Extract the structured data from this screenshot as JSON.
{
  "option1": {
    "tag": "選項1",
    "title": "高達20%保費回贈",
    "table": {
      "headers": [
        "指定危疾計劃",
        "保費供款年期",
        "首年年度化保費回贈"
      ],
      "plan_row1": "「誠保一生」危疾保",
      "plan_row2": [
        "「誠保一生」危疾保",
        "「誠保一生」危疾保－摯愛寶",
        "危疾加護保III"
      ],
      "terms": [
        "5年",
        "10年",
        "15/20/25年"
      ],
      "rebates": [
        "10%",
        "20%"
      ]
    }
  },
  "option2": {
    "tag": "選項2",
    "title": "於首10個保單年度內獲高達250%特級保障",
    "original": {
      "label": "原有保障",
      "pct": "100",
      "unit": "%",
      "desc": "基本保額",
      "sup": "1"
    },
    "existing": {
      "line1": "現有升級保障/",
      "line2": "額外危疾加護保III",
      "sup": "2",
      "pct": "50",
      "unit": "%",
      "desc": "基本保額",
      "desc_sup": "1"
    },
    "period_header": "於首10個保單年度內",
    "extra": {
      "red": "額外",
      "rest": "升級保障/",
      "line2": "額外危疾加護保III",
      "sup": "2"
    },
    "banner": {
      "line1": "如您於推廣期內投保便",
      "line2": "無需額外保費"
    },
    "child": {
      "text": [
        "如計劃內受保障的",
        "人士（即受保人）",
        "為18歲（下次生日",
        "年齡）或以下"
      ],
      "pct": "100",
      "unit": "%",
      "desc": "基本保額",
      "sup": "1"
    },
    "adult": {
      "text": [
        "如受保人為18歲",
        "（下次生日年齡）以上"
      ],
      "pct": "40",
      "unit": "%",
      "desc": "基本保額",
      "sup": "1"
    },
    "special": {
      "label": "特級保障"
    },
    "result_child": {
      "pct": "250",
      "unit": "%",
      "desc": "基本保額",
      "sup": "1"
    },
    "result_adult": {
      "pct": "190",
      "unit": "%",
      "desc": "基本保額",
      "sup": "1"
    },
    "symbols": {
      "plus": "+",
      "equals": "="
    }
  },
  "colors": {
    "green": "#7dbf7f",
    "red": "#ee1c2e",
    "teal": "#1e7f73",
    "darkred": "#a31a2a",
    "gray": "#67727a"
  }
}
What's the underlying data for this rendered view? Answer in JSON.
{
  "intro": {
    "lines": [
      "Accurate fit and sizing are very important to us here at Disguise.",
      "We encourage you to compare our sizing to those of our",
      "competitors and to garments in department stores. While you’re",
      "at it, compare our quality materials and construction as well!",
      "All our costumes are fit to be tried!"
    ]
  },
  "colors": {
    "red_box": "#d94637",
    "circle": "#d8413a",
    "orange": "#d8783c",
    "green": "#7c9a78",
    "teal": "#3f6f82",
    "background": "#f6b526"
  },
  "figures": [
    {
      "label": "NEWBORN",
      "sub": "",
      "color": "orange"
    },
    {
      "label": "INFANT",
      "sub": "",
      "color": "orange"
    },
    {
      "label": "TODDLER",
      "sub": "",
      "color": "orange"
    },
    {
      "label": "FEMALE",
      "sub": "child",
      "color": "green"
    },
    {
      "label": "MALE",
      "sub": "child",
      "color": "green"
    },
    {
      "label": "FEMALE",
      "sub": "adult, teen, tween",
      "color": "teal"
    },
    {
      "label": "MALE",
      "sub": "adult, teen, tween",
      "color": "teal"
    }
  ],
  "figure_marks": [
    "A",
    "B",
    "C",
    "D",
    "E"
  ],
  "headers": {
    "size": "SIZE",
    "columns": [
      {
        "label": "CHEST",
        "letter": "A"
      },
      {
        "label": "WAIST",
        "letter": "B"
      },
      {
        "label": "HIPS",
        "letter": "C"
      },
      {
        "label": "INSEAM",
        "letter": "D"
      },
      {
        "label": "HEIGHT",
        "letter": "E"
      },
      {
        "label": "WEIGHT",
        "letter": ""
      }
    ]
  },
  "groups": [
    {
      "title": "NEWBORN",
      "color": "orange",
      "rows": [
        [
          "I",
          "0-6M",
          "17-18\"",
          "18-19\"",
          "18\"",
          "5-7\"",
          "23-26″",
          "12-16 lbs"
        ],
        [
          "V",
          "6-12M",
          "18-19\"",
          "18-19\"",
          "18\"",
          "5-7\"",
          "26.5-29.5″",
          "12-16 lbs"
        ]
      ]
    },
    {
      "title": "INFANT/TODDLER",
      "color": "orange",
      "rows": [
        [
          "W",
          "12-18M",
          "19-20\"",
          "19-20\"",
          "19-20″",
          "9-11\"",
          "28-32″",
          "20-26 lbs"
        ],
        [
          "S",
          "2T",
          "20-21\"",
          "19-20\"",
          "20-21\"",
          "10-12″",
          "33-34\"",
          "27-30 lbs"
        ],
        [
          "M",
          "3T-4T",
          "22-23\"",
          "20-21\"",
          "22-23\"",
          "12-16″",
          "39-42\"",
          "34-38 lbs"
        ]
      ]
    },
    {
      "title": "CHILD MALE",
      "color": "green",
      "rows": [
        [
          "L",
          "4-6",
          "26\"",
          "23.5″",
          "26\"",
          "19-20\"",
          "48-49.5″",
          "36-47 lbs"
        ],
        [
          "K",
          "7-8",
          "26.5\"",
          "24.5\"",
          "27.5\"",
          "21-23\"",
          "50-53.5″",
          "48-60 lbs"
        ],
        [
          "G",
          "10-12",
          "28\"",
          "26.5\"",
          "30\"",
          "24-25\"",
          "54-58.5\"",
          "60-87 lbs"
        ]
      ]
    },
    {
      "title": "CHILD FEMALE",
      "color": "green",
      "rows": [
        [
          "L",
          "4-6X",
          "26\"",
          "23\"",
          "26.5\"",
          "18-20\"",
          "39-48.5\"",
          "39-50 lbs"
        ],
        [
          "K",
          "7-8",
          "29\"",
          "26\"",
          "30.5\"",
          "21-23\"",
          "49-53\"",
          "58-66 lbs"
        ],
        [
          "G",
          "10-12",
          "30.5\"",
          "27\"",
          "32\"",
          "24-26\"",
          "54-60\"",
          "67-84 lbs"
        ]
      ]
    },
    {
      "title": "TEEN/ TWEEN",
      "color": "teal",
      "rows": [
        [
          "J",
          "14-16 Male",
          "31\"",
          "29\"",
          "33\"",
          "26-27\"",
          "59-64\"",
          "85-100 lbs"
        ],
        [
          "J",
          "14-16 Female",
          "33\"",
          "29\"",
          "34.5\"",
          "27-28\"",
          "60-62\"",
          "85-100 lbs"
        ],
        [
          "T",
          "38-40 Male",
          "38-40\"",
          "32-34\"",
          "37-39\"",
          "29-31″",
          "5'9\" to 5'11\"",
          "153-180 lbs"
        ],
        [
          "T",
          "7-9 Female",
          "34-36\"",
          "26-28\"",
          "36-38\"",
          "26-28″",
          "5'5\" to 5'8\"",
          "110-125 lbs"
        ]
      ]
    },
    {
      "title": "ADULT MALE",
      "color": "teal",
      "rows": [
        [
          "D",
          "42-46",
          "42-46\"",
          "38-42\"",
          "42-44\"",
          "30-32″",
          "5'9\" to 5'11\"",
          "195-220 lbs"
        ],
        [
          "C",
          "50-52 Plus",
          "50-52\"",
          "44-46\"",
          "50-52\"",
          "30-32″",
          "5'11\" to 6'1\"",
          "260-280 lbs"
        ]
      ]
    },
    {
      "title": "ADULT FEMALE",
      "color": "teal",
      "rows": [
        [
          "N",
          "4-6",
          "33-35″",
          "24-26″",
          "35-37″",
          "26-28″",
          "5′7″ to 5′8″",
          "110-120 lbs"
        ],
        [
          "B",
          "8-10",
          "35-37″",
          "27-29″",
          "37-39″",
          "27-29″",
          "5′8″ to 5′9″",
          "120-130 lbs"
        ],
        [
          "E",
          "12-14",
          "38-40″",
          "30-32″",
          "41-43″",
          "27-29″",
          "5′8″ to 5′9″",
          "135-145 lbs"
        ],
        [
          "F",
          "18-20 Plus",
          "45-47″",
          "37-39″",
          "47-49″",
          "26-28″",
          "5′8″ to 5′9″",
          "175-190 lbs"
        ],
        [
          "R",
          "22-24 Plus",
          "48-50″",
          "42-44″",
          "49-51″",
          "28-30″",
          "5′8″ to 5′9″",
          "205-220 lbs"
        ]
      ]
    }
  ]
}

☆ ☆ ☆

Objective: Return each line among the entries that holds the word "誠保一生".

Written solution:
      "plan_row1": "「誠保一生」危疾保",
        "「誠保一生」危疾保",
        "「誠保一生」危疾保－摯愛寶",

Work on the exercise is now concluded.